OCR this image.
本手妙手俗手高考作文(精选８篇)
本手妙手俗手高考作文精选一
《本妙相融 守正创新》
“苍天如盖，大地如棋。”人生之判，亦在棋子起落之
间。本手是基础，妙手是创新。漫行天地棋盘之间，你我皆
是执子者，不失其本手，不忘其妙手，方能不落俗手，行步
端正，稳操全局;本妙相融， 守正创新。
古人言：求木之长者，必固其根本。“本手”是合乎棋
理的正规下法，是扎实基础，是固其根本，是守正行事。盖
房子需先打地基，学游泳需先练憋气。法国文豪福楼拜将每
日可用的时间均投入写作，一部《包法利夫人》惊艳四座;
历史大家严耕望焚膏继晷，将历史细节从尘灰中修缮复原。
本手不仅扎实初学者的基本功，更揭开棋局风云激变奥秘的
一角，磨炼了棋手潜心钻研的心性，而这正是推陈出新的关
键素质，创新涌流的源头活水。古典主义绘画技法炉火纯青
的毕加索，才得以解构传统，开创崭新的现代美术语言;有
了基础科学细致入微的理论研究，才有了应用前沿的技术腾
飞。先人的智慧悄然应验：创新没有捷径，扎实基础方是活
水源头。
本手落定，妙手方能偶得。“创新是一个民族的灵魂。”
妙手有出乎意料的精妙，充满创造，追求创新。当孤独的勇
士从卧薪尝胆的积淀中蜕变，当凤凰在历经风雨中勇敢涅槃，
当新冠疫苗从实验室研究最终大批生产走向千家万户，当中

▬▬▬

__WRITTEN REQUEST__: Copy out all the entries shown above, character for character.

__RESULT OF THIS EXERCISE__:
OCR this image.
本手妙手俗手高考作文(精选８篇)
本手妙手俗手高考作文精选一
《本妙相融 守正创新》
“苍天如盖，大地如棋。”人生之判，亦在棋子起落之
间。本手是基础，妙手是创新。漫行天地棋盘之间，你我皆
是执子者，不失其本手，不忘其妙手，方能不落俗手，行步
端正，稳操全局;本妙相融， 守正创新。
古人言：求木之长者，必固其根本。“本手”是合乎棋
理的正规下法，是扎实基础，是固其根本，是守正行事。盖
房子需先打地基，学游泳需先练憋气。法国文豪福楼拜将每
日可用的时间均投入写作，一部《包法利夫人》惊艳四座;
历史大家严耕望焚膏继晷，将历史细节从尘灰中修缮复原。
本手不仅扎实初学者的基本功，更揭开棋局风云激变奥秘的
一角，磨炼了棋手潜心钻研的心性，而这正是推陈出新的关
键素质，创新涌流的源头活水。古典主义绘画技法炉火纯青
的毕加索，才得以解构传统，开创崭新的现代美术语言;有
了基础科学细致入微的理论研究，才有了应用前沿的技术腾
飞。先人的智慧悄然应验：创新没有捷径，扎实基础方是活
水源头。
本手落定，妙手方能偶得。“创新是一个民族的灵魂。”
妙手有出乎意料的精妙，充满创造，追求创新。当孤独的勇
士从卧薪尝胆的积淀中蜕变，当凤凰在历经风雨中勇敢涅槃，
当新冠疫苗从实验室研究最终大批生产走向千家万户，当中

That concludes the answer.